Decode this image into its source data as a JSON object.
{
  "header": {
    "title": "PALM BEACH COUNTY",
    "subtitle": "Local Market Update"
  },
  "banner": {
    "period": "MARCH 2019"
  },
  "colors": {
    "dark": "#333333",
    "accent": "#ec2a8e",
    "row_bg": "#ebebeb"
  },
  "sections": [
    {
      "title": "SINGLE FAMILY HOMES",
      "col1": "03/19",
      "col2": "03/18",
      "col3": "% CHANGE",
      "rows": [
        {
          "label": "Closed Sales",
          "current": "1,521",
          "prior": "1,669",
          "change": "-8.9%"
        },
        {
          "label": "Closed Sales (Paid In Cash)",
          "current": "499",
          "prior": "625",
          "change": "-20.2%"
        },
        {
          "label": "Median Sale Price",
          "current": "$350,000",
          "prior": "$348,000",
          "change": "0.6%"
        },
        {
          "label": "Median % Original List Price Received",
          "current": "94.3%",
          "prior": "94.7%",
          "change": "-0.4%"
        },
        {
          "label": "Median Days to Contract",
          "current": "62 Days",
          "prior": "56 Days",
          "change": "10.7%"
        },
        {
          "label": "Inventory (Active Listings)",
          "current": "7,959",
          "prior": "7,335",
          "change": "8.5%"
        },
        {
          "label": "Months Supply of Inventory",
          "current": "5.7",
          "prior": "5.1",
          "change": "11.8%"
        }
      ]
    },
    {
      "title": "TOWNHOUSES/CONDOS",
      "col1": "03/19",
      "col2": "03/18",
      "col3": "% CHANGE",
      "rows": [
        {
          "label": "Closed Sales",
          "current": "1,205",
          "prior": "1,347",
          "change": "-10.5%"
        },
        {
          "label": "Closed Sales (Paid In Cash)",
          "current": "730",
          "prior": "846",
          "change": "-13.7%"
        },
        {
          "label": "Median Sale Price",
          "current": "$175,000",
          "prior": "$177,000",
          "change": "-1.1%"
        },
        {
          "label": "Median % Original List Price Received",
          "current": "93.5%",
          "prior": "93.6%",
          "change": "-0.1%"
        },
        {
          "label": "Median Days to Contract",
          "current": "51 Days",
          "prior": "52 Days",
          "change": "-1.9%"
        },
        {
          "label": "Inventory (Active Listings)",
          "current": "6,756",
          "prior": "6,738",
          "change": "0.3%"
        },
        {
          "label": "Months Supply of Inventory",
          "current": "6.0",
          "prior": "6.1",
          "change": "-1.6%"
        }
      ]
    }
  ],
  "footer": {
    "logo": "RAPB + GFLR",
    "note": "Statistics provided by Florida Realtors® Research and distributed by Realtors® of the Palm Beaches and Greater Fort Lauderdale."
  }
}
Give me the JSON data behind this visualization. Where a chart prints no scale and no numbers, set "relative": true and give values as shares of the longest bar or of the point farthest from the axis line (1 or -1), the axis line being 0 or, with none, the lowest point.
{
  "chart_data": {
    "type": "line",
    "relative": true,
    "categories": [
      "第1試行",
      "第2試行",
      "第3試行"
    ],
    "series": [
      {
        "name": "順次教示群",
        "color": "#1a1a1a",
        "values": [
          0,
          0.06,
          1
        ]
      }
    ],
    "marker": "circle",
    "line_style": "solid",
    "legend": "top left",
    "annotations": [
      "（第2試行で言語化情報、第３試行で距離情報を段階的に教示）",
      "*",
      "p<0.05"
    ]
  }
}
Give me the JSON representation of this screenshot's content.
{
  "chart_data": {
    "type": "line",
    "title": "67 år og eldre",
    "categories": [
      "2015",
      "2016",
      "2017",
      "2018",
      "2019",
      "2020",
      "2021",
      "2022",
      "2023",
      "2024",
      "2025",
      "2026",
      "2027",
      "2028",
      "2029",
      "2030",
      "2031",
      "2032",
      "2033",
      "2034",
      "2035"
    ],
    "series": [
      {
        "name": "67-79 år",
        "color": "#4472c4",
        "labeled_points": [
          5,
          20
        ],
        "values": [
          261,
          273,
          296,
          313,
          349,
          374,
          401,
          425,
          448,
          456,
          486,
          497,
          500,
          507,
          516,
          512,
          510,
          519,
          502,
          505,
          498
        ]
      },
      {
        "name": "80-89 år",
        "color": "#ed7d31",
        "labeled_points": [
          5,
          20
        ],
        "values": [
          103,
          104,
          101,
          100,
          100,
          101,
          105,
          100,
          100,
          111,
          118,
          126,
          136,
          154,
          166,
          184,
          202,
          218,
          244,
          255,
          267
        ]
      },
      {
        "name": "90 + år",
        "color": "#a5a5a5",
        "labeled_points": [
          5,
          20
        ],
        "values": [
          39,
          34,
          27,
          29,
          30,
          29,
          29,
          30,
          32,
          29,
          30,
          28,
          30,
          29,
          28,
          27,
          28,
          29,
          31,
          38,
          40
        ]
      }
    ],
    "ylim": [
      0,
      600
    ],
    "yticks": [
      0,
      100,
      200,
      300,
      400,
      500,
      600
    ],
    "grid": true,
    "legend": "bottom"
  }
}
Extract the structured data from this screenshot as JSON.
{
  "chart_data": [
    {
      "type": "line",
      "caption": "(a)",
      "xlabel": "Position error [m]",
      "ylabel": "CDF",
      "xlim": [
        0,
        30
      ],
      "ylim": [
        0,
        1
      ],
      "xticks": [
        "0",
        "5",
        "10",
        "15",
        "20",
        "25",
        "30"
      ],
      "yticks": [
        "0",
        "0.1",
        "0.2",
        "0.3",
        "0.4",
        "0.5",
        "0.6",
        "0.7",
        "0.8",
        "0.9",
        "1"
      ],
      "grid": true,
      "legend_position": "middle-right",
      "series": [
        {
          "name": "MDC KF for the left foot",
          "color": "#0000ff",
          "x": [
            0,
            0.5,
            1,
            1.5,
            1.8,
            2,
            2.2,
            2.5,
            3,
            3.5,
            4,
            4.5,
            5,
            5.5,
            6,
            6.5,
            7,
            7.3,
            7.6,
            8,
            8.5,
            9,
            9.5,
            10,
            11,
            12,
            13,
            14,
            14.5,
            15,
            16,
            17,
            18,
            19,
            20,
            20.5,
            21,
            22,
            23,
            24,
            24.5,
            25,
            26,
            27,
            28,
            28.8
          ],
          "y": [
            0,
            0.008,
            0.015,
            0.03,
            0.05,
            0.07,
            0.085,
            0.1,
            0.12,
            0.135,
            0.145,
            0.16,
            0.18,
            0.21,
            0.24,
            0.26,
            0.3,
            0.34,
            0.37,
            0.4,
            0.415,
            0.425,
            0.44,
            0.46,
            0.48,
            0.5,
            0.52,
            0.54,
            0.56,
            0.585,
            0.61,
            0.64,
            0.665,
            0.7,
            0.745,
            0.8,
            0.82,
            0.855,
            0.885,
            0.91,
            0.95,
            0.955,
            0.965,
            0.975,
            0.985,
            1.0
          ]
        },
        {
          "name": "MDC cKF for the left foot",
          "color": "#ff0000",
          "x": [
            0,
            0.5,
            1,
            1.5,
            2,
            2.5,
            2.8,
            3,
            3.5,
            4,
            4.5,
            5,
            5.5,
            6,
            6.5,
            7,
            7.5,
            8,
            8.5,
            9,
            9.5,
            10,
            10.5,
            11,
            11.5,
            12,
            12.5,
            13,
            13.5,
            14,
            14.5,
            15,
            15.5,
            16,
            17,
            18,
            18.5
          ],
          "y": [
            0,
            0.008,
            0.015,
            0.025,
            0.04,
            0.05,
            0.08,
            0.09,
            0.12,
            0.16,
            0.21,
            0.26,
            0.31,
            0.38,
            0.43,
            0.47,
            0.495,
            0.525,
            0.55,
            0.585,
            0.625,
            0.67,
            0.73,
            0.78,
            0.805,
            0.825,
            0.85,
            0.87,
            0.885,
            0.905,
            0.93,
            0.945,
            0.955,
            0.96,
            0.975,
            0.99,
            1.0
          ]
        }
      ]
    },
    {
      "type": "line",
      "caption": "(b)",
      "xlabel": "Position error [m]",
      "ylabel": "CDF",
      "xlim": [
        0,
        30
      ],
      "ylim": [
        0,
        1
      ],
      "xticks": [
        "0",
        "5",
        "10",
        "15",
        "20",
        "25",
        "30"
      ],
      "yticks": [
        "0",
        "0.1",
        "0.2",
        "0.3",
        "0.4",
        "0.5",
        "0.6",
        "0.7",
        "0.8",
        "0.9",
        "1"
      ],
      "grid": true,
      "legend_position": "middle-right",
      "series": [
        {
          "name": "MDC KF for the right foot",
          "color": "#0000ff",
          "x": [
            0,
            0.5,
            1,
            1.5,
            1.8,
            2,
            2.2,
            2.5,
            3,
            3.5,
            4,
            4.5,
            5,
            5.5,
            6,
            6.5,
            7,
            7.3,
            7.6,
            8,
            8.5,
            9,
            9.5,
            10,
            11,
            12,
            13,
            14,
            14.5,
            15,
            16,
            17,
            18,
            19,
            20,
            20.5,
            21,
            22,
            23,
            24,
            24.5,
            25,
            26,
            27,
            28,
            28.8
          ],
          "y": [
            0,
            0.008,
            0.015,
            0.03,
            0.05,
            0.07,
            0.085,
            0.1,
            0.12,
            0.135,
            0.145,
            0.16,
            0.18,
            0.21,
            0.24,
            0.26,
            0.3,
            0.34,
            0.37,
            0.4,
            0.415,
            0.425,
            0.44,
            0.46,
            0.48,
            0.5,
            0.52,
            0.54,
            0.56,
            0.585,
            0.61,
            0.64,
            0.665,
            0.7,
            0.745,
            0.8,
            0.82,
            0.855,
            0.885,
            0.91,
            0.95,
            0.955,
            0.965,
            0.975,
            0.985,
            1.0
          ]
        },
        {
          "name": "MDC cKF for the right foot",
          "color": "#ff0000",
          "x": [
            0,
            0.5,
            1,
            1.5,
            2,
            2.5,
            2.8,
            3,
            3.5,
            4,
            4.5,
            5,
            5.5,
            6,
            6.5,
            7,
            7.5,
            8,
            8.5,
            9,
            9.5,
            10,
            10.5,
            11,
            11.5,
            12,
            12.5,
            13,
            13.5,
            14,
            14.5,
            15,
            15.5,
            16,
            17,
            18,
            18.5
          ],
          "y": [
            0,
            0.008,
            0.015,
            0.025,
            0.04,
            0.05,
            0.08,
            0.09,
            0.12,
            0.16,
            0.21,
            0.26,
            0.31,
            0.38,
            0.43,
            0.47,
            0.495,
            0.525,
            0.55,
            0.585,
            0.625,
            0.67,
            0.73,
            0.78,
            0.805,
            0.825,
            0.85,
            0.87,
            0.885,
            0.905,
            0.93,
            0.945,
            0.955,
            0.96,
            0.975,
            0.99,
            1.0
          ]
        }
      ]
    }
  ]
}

| What you have to do |
Of the lines in the listing, how many hold the word "right"? Nothing but the number is needed.

| Result of the exercise |
4